**原文:**
--- --- ---

1

2025-12-15 14:38:31 +08:00
commit 22778e22fb
17 changed files with 938 additions and 0 deletions
--- a/org/milvus_client.py
+++ b/org/milvus_client.py
@@ -0,0 +1,106 @@
+from pymilvus import connections, Collection, CollectionSchema, FieldSchema, DataType, utility
+from config import MILVUS_HOST, MILVUS_PORT, COLLECTION_NAME, EMBEDDING_DIM
+
+
+def connect_to_milvus():
+    """连接到Milvus数据库"""
+    connections.connect("default", host=MILVUS_HOST, port=MILVUS_PORT)
+
+
+def create_collection():
+    """创建Milvus集合"""
+    # # 如果集合存在，先删除（仅首次运行需要，后续可注释）
+    # if utility.has_collection(COLLECTION_NAME):
+    #     utility.drop_collection(COLLECTION_NAME)  # 添加这行代码删除旧集合
+
+    """创建Milvus集合"""
+    if utility.has_collection(COLLECTION_NAME):
+        return Collection(COLLECTION_NAME)

--- --- ---

**所给材料:**
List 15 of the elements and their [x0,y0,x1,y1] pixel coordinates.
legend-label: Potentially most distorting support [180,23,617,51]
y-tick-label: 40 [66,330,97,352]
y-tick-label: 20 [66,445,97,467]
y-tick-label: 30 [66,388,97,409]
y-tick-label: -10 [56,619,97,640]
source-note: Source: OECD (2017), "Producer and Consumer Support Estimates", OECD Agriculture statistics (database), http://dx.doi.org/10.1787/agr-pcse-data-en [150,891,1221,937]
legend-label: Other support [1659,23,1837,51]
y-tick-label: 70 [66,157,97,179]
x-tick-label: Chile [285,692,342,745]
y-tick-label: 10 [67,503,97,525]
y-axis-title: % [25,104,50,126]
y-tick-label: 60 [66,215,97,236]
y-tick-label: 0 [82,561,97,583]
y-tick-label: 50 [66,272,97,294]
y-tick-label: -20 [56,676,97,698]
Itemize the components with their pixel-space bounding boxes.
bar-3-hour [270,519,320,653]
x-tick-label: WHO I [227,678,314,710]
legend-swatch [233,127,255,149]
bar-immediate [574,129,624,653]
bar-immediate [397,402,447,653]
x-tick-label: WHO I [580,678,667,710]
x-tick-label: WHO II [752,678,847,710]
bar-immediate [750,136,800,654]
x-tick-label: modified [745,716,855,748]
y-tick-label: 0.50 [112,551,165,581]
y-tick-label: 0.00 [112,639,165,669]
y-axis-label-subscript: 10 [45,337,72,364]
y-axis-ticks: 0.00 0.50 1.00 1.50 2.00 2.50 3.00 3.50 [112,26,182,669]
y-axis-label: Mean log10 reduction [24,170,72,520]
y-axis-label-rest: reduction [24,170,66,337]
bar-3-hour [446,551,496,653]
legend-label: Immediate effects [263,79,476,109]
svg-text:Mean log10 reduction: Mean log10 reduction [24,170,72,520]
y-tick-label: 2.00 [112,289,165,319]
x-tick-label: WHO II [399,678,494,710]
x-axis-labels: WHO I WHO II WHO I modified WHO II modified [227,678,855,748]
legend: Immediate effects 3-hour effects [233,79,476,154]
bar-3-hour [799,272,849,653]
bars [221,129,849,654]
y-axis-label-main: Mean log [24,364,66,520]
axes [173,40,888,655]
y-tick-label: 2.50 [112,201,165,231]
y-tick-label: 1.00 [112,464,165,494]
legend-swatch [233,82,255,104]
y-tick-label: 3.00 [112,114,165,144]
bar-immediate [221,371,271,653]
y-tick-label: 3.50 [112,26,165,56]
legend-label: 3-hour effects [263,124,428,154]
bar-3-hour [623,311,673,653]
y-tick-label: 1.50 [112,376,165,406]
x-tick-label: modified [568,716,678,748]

--- --- ---

**待完成任务:**
1. 列出原文中从 pymilvus 导入的全部名称。
2. 将数据行从第一行起，一直到含有“y-tick-label: 0 [82,561,97,583]”的那一行为止（首尾两行都包括），整理成编号列表，空行不计。
原文与这些数据行彼此无关。

**完整答案:**
1. connections、Collection、CollectionSchema、FieldSchema、DataType、utility

2.
1. List 15 of the elements and their [x0,y0,x1,y1] pixel coordinates.
2. legend-label: Potentially most distorting support [180,23,617,51]
3. y-tick-label: 40 [66,330,97,352]
4. y-tick-label: 20 [66,445,97,467]
5. y-tick-label: 30 [66,388,97,409]
6. y-tick-label: -10 [56,619,97,640]
7. source-note: Source: OECD (2017), "Producer and Consumer Support Estimates", OECD Agriculture statistics (database), http://dx.doi.org/10.1787/agr-pcse-data-en [150,891,1221,937]
8. legend-label: Other support [1659,23,1837,51]
9. y-tick-label: 70 [66,157,97,179]
10. x-tick-label: Chile [285,692,342,745]
11. y-tick-label: 10 [67,503,97,525]
12. y-axis-title: % [25,104,50,126]
13. y-tick-label: 60 [66,215,97,236]
14. y-tick-label: 0 [82,561,97,583]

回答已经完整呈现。